__REQUIREMENT__
Leave the pictures aside and write out exactly every line from the one containing "Enumerate this screenshot's" through the last line.

__MATERIAL__
>>>>

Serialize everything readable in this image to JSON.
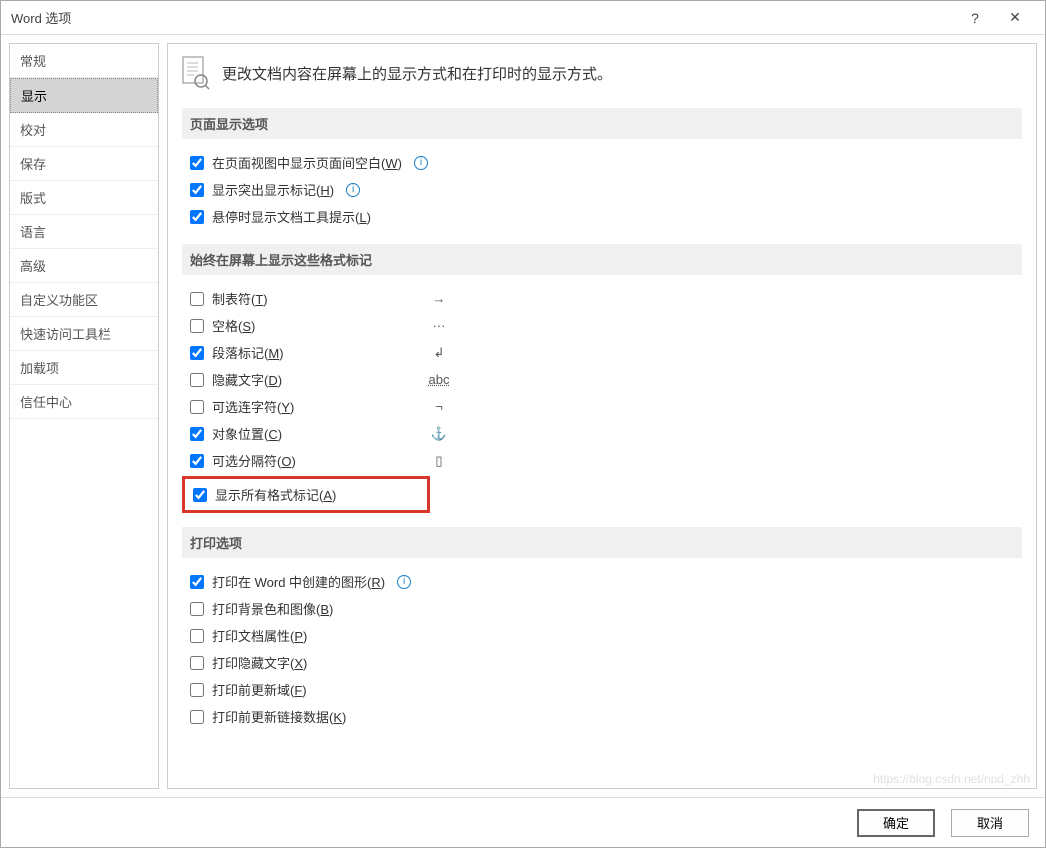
{
  "titlebar": {
    "title": "Word 选项",
    "help": "?",
    "close": "✕"
  },
  "sidebar": {
    "items": [
      {
        "label": "常规"
      },
      {
        "label": "显示",
        "selected": true
      },
      {
        "label": "校对"
      },
      {
        "label": "保存"
      },
      {
        "label": "版式"
      },
      {
        "label": "语言"
      },
      {
        "label": "高级"
      },
      {
        "label": "自定义功能区"
      },
      {
        "label": "快速访问工具栏"
      },
      {
        "label": "加载项"
      },
      {
        "label": "信任中心"
      }
    ]
  },
  "header": {
    "title": "更改文档内容在屏幕上的显示方式和在打印时的显示方式。"
  },
  "sections": {
    "page_display": {
      "title": "页面显示选项",
      "opts": [
        {
          "label": "在页面视图中显示页面间空白(",
          "key": "W",
          "tail": ")",
          "checked": true,
          "info": true
        },
        {
          "label": "显示突出显示标记(",
          "key": "H",
          "tail": ")",
          "checked": true,
          "info": true
        },
        {
          "label": "悬停时显示文档工具提示(",
          "key": "L",
          "tail": ")",
          "checked": true
        }
      ]
    },
    "format_marks": {
      "title": "始终在屏幕上显示这些格式标记",
      "opts": [
        {
          "label": "制表符(",
          "key": "T",
          "tail": ")",
          "checked": false,
          "sym": "→"
        },
        {
          "label": "空格(",
          "key": "S",
          "tail": ")",
          "checked": false,
          "sym": "···"
        },
        {
          "label": "段落标记(",
          "key": "M",
          "tail": ")",
          "checked": true,
          "sym": "↲"
        },
        {
          "label": "隐藏文字(",
          "key": "D",
          "tail": ")",
          "checked": false,
          "sym": "abc"
        },
        {
          "label": "可选连字符(",
          "key": "Y",
          "tail": ")",
          "checked": false,
          "sym": "¬"
        },
        {
          "label": "对象位置(",
          "key": "C",
          "tail": ")",
          "checked": true,
          "sym": "⚓"
        },
        {
          "label": "可选分隔符(",
          "key": "O",
          "tail": ")",
          "checked": true,
          "sym": "▯"
        }
      ],
      "highlight": {
        "label": "显示所有格式标记(",
        "key": "A",
        "tail": ")",
        "checked": true
      }
    },
    "print": {
      "title": "打印选项",
      "opts": [
        {
          "label": "打印在 Word 中创建的图形(",
          "key": "R",
          "tail": ")",
          "checked": true,
          "info": true
        },
        {
          "label": "打印背景色和图像(",
          "key": "B",
          "tail": ")",
          "checked": false
        },
        {
          "label": "打印文档属性(",
          "key": "P",
          "tail": ")",
          "checked": false
        },
        {
          "label": "打印隐藏文字(",
          "key": "X",
          "tail": ")",
          "checked": false
        },
        {
          "label": "打印前更新域(",
          "key": "F",
          "tail": ")",
          "checked": false
        },
        {
          "label": "打印前更新链接数据(",
          "key": "K",
          "tail": ")",
          "checked": false
        }
      ]
    }
  },
  "footer": {
    "ok": "确定",
    "cancel": "取消"
  },
  "watermark": "https://blog.csdn.net/npd_zhh"
}
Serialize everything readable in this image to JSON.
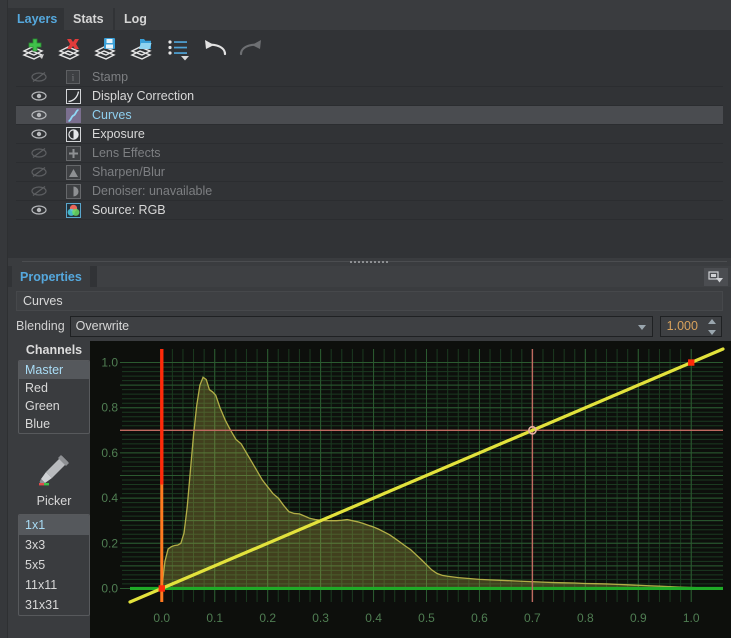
{
  "tabs": [
    {
      "label": "Layers",
      "active": true
    },
    {
      "label": "Stats",
      "active": false
    },
    {
      "label": "Log",
      "active": false
    }
  ],
  "toolbar": {
    "add_layer": "add-layer",
    "delete_layer": "delete-layer",
    "save_layer": "save-layer",
    "load_layer": "load-layer",
    "layer_presets": "layer-presets",
    "undo": "undo",
    "redo": "redo"
  },
  "layers": [
    {
      "name": "Stamp",
      "visible": false,
      "enabled": false,
      "selected": false,
      "icon": "stamp-icon"
    },
    {
      "name": "Display Correction",
      "visible": true,
      "enabled": true,
      "selected": false,
      "icon": "curve-icon"
    },
    {
      "name": "Curves",
      "visible": true,
      "enabled": true,
      "selected": true,
      "icon": "curves-icon"
    },
    {
      "name": "Exposure",
      "visible": true,
      "enabled": true,
      "selected": false,
      "icon": "exposure-icon"
    },
    {
      "name": "Lens Effects",
      "visible": false,
      "enabled": false,
      "selected": false,
      "icon": "lens-effects-icon"
    },
    {
      "name": "Sharpen/Blur",
      "visible": false,
      "enabled": false,
      "selected": false,
      "icon": "sharpen-blur-icon"
    },
    {
      "name": "Denoiser: unavailable",
      "visible": false,
      "enabled": false,
      "selected": false,
      "icon": "denoiser-icon"
    },
    {
      "name": "Source: RGB",
      "visible": true,
      "enabled": true,
      "selected": false,
      "icon": "rgb-source-icon"
    }
  ],
  "properties": {
    "tab_label": "Properties",
    "expand_icon": "expand-panel-icon",
    "layer_name": "Curves",
    "blending_label": "Blending",
    "blending_value": "Overwrite",
    "opacity_value": "1.000"
  },
  "channels": {
    "title": "Channels",
    "items": [
      {
        "label": "Master",
        "selected": true
      },
      {
        "label": "Red",
        "selected": false
      },
      {
        "label": "Green",
        "selected": false
      },
      {
        "label": "Blue",
        "selected": false
      }
    ],
    "picker_label": "Picker",
    "picker_icon": "eyedropper-icon",
    "sizes": [
      {
        "label": "1x1",
        "selected": true
      },
      {
        "label": "3x3",
        "selected": false
      },
      {
        "label": "5x5",
        "selected": false
      },
      {
        "label": "11x11",
        "selected": false
      },
      {
        "label": "31x31",
        "selected": false
      }
    ]
  },
  "colors": {
    "accent": "#55a8dd",
    "panel": "#313336",
    "window": "#3a3c3f",
    "plot_bg": "#0d0f0c",
    "grid_major": "#2b5a30",
    "grid_minor": "#1b3a20",
    "tick_text": "#4f7d52",
    "curve_line": "#e2e23c",
    "histogram": "#b9b44a",
    "green_line": "#1faa27",
    "red_marker": "#ff2a0a",
    "crosshair": "#c06a60",
    "orange_marker": "#ff7a20",
    "spin_value": "#d8a25c"
  },
  "chart_data": {
    "type": "line",
    "title": "",
    "xlabel": "",
    "ylabel": "",
    "xlim": [
      -0.06,
      1.06
    ],
    "ylim": [
      -0.06,
      1.06
    ],
    "grid": true,
    "grid_major_step": 0.1,
    "grid_minor_step": 0.02,
    "xticks": [
      0.0,
      0.1,
      0.2,
      0.3,
      0.4,
      0.5,
      0.6,
      0.7,
      0.8,
      0.9,
      1.0
    ],
    "xticklabels": [
      "0.0",
      "0.1",
      "0.2",
      "0.3",
      "0.4",
      "0.5",
      "0.6",
      "0.7",
      "0.8",
      "0.9",
      "1.0"
    ],
    "yticks": [
      0.0,
      0.2,
      0.4,
      0.6,
      0.8,
      1.0
    ],
    "yticklabels": [
      "0.0",
      "0.2",
      "0.4",
      "0.6",
      "0.8",
      "1.0"
    ],
    "series": [
      {
        "name": "tone curve",
        "type": "line",
        "color": "#e2e23c",
        "points": [
          [
            0.0,
            0.0
          ],
          [
            1.0,
            1.0
          ]
        ],
        "control_points": [
          [
            0.0,
            0.0
          ],
          [
            1.0,
            1.0
          ]
        ]
      },
      {
        "name": "green baseline",
        "type": "line",
        "color": "#1faa27",
        "points": [
          [
            -0.06,
            0.0
          ],
          [
            1.06,
            0.0
          ]
        ]
      },
      {
        "name": "histogram",
        "type": "area",
        "color": "#b9b44a",
        "x": [
          0.0,
          0.006,
          0.012,
          0.018,
          0.024,
          0.03,
          0.036,
          0.042,
          0.048,
          0.054,
          0.06,
          0.066,
          0.072,
          0.078,
          0.084,
          0.09,
          0.096,
          0.102,
          0.11,
          0.12,
          0.13,
          0.14,
          0.15,
          0.16,
          0.17,
          0.18,
          0.19,
          0.2,
          0.21,
          0.22,
          0.23,
          0.24,
          0.25,
          0.26,
          0.27,
          0.28,
          0.29,
          0.3,
          0.31,
          0.32,
          0.33,
          0.34,
          0.35,
          0.36,
          0.37,
          0.38,
          0.39,
          0.4,
          0.41,
          0.42,
          0.43,
          0.44,
          0.45,
          0.46,
          0.47,
          0.48,
          0.49,
          0.5,
          0.51,
          0.52,
          0.53,
          0.54,
          0.56,
          0.58,
          0.6,
          0.62,
          0.64,
          0.66,
          0.68,
          0.7,
          0.72,
          0.74,
          0.76,
          0.78,
          0.8,
          0.82,
          0.84,
          0.86,
          0.88,
          0.9,
          0.92,
          0.94,
          0.96,
          0.98,
          1.0,
          1.02
        ],
        "y": [
          0.0,
          0.12,
          0.175,
          0.185,
          0.19,
          0.192,
          0.2,
          0.245,
          0.36,
          0.52,
          0.68,
          0.81,
          0.9,
          0.935,
          0.925,
          0.88,
          0.87,
          0.855,
          0.8,
          0.745,
          0.7,
          0.66,
          0.64,
          0.6,
          0.56,
          0.52,
          0.48,
          0.45,
          0.42,
          0.4,
          0.368,
          0.34,
          0.332,
          0.33,
          0.32,
          0.31,
          0.305,
          0.302,
          0.3,
          0.3,
          0.3,
          0.302,
          0.305,
          0.3,
          0.295,
          0.288,
          0.28,
          0.272,
          0.262,
          0.25,
          0.238,
          0.222,
          0.205,
          0.188,
          0.172,
          0.15,
          0.128,
          0.105,
          0.082,
          0.066,
          0.058,
          0.054,
          0.048,
          0.044,
          0.04,
          0.038,
          0.036,
          0.034,
          0.032,
          0.03,
          0.028,
          0.026,
          0.025,
          0.024,
          0.022,
          0.021,
          0.02,
          0.018,
          0.016,
          0.014,
          0.012,
          0.01,
          0.008,
          0.006,
          0.004,
          0.003
        ]
      }
    ],
    "markers": [
      {
        "name": "cursor-crosshair",
        "x": 0.7,
        "y": 0.7,
        "color": "#c06a60"
      },
      {
        "name": "red-vertical-line",
        "x": 0.0,
        "color": "#ff2a0a"
      },
      {
        "name": "curve-endpoint",
        "x": 1.0,
        "y": 1.0,
        "color": "#ff2a0a"
      },
      {
        "name": "curve-origin-point",
        "x": 0.0,
        "y": 0.0,
        "color": "#ff2a0a"
      }
    ]
  }
}
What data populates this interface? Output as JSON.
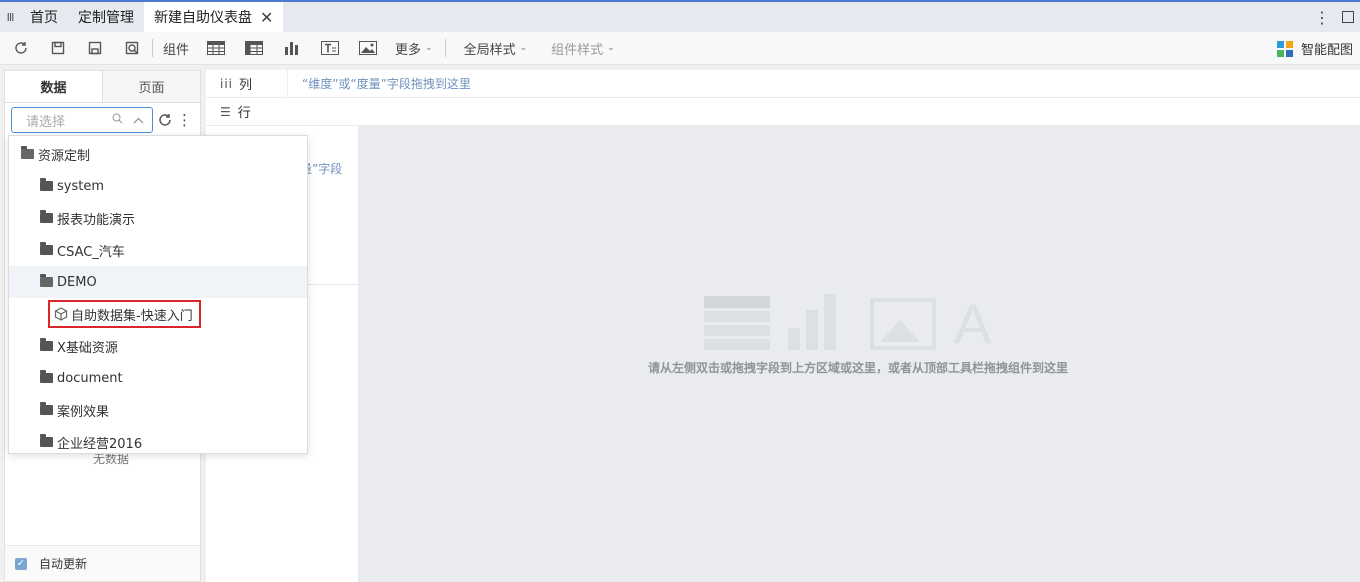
{
  "tabs": [
    {
      "label": "首页"
    },
    {
      "label": "定制管理"
    },
    {
      "label": "新建自助仪表盘",
      "active": true
    }
  ],
  "toolbar": {
    "component_label": "组件",
    "more_label": "更多",
    "global_style_label": "全局样式",
    "component_style_label": "组件样式",
    "smart_layout_label": "智能配图"
  },
  "left_panel": {
    "tab_data": "数据",
    "tab_page": "页面",
    "select_placeholder": "请选择",
    "no_data": "无数据",
    "auto_update_label": "自动更新",
    "auto_update_checked": true
  },
  "fields_area": {
    "columns_label": "列",
    "rows_label": "行",
    "columns_hint": "“维度”或“度量”字段拖拽到这里",
    "partial_hint": "量”字段"
  },
  "canvas": {
    "hint": "请从左侧双击或拖拽字段到上方区域或这里，或者从顶部工具栏拖拽组件到这里"
  },
  "tree": [
    {
      "label": "资源定制",
      "type": "folder-open",
      "level": 0
    },
    {
      "label": "system",
      "type": "folder",
      "level": 1
    },
    {
      "label": "报表功能演示",
      "type": "folder",
      "level": 1
    },
    {
      "label": "CSAC_汽车",
      "type": "folder",
      "level": 1
    },
    {
      "label": "DEMO",
      "type": "folder-open",
      "level": 1,
      "highlighted": true
    },
    {
      "label": "自助数据集-快速入门",
      "type": "dataset",
      "level": 2,
      "boxed": true
    },
    {
      "label": "X基础资源",
      "type": "folder",
      "level": 1
    },
    {
      "label": "document",
      "type": "folder",
      "level": 1
    },
    {
      "label": "案例效果",
      "type": "folder",
      "level": 1
    },
    {
      "label": "企业经营2016",
      "type": "folder",
      "level": 1
    }
  ],
  "colors": {
    "accent": "#4a8fd6",
    "highlight_box": "#d9262b",
    "hint_blue": "#6f91bd",
    "canvas_bg": "#e9ebee"
  },
  "icons": [
    "refresh-icon",
    "save-icon",
    "save-as-icon",
    "preview-icon",
    "table-icon",
    "crosstab-icon",
    "bar-chart-icon",
    "text-icon",
    "image-icon",
    "smart-layout-icon"
  ]
}
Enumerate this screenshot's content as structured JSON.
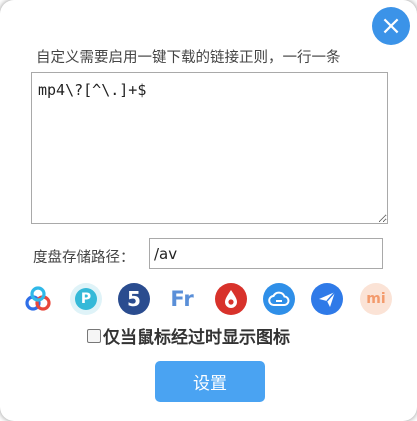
{
  "dialog": {
    "close_glyph": "×",
    "prompt": "自定义需要启用一键下载的链接正则，一行一条",
    "regex_value": "mp4\\?[^\\.]+$",
    "path_label": "度盘存储路径：",
    "path_value": "/av",
    "hover_label": "仅当鼠标经过时显示图标",
    "hover_checked": false,
    "submit_label": "设置"
  },
  "icons": [
    {
      "name": "baidu-pan-icon",
      "color": "#2f6fe8"
    },
    {
      "name": "pikpak-icon",
      "color": "#35b9d8",
      "glyph": "P"
    },
    {
      "name": "five-icon",
      "color": "#2a4c8f",
      "glyph": "5"
    },
    {
      "name": "fr-icon",
      "color": "#5a8fd8",
      "glyph": "Fr"
    },
    {
      "name": "red-drop-icon",
      "color": "#e0342c"
    },
    {
      "name": "cloud-sync-icon",
      "color": "#2f8fe8"
    },
    {
      "name": "paper-plane-icon",
      "color": "#2f7ae8"
    },
    {
      "name": "mi-icon",
      "color": "#f6a37a",
      "glyph": "mi"
    }
  ]
}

<<<<

__EXERCISE RESULT__
Enumerate this screenshot's content as structured JSON.
{
  "dialog": {
    "close_glyph": "×",
    "prompt": "自定义需要启用一键下载的链接正则，一行一条",
    "regex_value": "mp4\\?[^\\.]+$",
    "path_label": "度盘存储路径：",
    "path_value": "/av",
    "hover_label": "仅当鼠标经过时显示图标",
    "hover_checked": false,
    "submit_label": "设置"
  },
  "icons": [
    {
      "name": "baidu-pan-icon",
      "color": "#2f6fe8"
    },
    {
      "name": "pikpak-icon",
      "color": "#35b9d8",
      "glyph": "P"
    },
    {
      "name": "five-icon",
      "color": "#2a4c8f",
      "glyph": "5"
    },
    {
      "name": "fr-icon",
      "color": "#5a8fd8",
      "glyph": "Fr"
    },
    {
      "name": "red-drop-icon",
      "color": "#e0342c"
    },
    {
      "name": "cloud-sync-icon",
      "color": "#2f8fe8"
    },
    {
      "name": "paper-plane-icon",
      "color": "#2f7ae8"
    },
    {
      "name": "mi-icon",
      "color": "#f6a37a",
      "glyph": "mi"
    }
  ]
}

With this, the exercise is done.